| PROVIDED RECORDS |

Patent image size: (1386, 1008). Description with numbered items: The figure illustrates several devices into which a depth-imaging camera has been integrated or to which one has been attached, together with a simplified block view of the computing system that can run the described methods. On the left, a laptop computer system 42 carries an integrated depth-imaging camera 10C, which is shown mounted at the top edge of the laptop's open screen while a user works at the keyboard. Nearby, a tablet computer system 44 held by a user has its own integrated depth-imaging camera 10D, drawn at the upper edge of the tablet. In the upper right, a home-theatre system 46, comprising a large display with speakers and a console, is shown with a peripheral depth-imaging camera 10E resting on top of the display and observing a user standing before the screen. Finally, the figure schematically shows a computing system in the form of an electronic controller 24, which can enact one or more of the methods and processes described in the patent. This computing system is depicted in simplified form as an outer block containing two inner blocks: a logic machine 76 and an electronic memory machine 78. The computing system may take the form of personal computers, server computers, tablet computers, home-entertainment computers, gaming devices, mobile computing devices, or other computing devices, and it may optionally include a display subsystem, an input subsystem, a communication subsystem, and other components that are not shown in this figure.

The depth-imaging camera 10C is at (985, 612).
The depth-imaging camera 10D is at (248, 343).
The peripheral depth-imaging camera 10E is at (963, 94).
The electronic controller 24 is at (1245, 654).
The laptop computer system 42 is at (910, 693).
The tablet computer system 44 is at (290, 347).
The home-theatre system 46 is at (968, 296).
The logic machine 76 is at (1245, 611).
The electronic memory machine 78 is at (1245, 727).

==

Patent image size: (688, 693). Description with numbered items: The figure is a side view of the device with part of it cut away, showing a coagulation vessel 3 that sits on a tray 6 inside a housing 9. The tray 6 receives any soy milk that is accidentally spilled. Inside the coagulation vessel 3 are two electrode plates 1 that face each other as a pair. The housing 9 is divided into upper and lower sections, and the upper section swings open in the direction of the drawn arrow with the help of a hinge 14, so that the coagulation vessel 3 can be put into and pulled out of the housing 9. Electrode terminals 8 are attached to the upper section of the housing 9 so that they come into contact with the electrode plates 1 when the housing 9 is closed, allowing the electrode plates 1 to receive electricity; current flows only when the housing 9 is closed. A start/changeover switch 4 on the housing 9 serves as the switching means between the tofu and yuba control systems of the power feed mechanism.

| WRITTEN INSTRUCTION |
Copy out the material word for word, from the line containing "Patent image size: (1386, 1008)." down to the line containing "The electronic memory", including both of those lines.

| TASK OUTPUT |
Patent image size: (1386, 1008). Description with numbered items: The figure illustrates several devices into which a depth-imaging camera has been integrated or to which one has been attached, together with a simplified block view of the computing system that can run the described methods. On the left, a laptop computer system 42 carries an integrated depth-imaging camera 10C, which is shown mounted at the top edge of the laptop's open screen while a user works at the keyboard. Nearby, a tablet computer system 44 held by a user has its own integrated depth-imaging camera 10D, drawn at the upper edge of the tablet. In the upper right, a home-theatre system 46, comprising a large display with speakers and a console, is shown with a peripheral depth-imaging camera 10E resting on top of the display and observing a user standing before the screen. Finally, the figure schematically shows a computing system in the form of an electronic controller 24, which can enact one or more of the methods and processes described in the patent. This computing system is depicted in simplified form as an outer block containing two inner blocks: a logic machine 76 and an electronic memory machine 78. The computing system may take the form of personal computers, server computers, tablet computers, home-entertainment computers, gaming devices, mobile computing devices, or other computing devices, and it may optionally include a display subsystem, an input subsystem, a communication subsystem, and other components that are not shown in this figure.

The depth-imaging camera 10C is at (985, 612).
The depth-imaging camera 10D is at (248, 343).
The peripheral depth-imaging camera 10E is at (963, 94).
The electronic controller 24 is at (1245, 654).
The laptop computer system 42 is at (910, 693).
The tablet computer system 44 is at (290, 347).
The home-theatre system 46 is at (968, 296).
The logic machine 76 is at (1245, 611).
The electronic memory machine 78 is at (1245, 727).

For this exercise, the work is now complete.